### Problem to work on
Count how many lines contain the word "this". Respond with the number alone.

____________

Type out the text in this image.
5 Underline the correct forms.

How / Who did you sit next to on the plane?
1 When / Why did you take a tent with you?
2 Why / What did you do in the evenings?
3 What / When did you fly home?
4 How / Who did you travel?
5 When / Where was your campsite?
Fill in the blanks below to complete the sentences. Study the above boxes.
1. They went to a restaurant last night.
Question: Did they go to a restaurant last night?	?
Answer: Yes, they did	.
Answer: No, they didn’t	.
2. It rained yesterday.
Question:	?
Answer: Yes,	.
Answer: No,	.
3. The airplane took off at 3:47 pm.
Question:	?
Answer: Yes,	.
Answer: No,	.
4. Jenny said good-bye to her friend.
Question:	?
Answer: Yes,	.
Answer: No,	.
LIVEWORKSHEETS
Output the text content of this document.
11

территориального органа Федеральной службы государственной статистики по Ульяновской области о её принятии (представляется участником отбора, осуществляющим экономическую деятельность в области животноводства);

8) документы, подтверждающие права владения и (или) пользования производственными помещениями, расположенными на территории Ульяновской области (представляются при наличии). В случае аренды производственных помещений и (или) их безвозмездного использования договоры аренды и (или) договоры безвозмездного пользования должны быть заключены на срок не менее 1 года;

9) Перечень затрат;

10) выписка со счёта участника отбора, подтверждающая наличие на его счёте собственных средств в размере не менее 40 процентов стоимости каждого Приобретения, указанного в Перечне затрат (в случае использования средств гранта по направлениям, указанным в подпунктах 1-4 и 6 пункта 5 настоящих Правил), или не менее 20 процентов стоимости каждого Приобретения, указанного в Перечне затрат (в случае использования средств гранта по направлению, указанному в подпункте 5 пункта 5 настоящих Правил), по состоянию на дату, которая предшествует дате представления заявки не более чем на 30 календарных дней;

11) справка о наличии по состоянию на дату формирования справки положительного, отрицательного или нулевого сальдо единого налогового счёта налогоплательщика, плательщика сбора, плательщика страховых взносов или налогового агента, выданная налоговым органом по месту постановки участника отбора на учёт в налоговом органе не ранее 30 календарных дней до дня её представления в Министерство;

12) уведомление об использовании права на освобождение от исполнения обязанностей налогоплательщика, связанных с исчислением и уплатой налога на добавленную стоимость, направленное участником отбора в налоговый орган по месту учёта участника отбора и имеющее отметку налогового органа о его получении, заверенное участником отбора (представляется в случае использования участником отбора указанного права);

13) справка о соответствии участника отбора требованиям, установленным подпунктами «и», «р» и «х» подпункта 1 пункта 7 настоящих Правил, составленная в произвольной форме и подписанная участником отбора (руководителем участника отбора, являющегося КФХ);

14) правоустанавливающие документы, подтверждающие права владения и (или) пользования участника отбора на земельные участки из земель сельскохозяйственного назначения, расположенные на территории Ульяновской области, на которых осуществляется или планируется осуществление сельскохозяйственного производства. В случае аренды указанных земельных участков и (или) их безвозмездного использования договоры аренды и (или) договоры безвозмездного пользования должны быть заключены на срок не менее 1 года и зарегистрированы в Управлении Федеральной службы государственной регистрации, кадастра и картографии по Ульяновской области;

____________

### Output of the exercise
2